Raw records:
##########

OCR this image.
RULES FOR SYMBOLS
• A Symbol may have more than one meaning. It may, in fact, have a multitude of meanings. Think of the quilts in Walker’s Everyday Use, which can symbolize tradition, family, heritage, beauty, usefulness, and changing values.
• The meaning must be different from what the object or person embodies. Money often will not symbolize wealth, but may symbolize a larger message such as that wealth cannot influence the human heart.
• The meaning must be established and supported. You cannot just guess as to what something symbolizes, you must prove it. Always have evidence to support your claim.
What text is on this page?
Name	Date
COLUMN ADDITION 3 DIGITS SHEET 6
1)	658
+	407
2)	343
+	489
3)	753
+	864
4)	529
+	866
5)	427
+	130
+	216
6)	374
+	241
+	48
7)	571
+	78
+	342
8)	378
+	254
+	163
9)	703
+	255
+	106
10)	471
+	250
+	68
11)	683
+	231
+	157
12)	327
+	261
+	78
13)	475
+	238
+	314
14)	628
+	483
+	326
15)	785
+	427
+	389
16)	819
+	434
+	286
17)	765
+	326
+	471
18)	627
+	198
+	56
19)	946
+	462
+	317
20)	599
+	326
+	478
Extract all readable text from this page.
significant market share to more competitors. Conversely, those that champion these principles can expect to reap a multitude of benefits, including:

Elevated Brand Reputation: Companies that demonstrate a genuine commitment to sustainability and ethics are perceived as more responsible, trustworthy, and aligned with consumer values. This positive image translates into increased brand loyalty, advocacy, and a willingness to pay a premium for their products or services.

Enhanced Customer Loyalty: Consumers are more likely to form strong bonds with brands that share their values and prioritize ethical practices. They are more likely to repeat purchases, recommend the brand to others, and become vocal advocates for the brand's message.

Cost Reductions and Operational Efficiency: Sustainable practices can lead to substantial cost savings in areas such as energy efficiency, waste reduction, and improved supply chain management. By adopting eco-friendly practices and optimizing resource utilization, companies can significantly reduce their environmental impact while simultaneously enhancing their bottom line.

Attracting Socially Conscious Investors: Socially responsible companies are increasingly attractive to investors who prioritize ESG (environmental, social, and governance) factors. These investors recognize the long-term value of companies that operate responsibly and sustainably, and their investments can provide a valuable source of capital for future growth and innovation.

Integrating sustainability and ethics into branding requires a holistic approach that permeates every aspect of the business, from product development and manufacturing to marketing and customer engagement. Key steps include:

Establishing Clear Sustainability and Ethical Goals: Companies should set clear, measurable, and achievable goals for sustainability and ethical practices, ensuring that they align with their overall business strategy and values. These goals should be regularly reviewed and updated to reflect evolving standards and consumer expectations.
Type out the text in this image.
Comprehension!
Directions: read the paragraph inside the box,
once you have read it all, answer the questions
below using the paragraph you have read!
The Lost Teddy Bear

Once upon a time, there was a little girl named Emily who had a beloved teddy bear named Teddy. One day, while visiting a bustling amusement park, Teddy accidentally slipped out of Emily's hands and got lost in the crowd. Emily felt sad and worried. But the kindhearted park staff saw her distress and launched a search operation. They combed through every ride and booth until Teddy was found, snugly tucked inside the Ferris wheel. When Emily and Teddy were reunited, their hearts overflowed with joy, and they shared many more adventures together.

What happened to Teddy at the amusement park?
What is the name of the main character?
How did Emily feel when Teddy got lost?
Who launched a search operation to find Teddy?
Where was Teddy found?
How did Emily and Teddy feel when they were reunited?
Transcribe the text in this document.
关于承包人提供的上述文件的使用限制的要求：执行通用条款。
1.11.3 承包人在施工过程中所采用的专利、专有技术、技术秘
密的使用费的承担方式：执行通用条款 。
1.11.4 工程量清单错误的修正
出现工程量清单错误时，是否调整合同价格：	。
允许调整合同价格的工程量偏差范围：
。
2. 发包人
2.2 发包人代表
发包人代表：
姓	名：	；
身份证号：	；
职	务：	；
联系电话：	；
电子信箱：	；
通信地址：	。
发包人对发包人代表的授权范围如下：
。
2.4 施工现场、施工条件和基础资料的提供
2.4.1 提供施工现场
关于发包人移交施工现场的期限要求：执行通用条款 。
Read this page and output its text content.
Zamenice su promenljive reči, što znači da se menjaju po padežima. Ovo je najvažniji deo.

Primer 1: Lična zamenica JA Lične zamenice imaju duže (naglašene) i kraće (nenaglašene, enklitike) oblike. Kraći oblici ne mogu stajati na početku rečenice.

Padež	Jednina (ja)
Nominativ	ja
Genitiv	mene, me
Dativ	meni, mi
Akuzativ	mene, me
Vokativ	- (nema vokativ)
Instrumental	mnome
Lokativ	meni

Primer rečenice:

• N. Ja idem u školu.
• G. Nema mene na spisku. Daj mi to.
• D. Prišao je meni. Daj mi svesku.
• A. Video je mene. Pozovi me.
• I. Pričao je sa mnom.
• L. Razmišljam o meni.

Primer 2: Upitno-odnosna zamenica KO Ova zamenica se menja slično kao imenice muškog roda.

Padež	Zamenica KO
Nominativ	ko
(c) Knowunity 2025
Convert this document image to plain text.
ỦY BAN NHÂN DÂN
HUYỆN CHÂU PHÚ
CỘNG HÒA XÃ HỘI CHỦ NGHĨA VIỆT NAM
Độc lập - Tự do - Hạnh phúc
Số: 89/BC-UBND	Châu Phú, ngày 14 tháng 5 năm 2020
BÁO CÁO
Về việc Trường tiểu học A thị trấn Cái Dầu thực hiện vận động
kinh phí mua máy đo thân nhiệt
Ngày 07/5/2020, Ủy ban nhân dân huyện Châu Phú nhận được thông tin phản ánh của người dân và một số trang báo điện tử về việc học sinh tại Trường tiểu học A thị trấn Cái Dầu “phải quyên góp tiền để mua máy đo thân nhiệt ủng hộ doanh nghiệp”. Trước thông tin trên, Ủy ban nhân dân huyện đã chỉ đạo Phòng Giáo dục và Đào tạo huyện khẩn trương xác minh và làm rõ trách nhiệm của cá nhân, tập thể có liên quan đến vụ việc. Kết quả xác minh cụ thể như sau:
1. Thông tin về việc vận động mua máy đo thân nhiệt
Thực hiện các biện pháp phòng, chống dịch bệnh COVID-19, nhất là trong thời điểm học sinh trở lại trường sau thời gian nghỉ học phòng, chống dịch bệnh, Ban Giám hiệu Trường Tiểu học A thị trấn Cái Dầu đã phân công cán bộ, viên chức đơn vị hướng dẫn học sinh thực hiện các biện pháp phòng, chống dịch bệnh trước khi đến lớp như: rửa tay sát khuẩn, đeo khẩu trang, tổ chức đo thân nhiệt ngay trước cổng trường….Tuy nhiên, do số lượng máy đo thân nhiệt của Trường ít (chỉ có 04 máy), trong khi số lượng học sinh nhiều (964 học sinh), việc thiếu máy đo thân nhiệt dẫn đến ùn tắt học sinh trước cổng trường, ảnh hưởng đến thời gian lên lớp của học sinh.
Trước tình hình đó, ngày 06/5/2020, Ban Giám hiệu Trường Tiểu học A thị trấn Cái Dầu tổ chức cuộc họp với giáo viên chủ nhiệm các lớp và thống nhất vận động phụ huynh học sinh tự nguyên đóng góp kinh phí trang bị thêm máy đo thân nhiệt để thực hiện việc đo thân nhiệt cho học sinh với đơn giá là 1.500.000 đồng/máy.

##########

Locate the word "text" in the records above, and return each line that has it.

Exercise result.
What text is on this page?
Extract all readable text from this page.
Type out the text in this image.
Transcribe the text in this document.
Read this page and output its text content.
Convert this document image to plain text.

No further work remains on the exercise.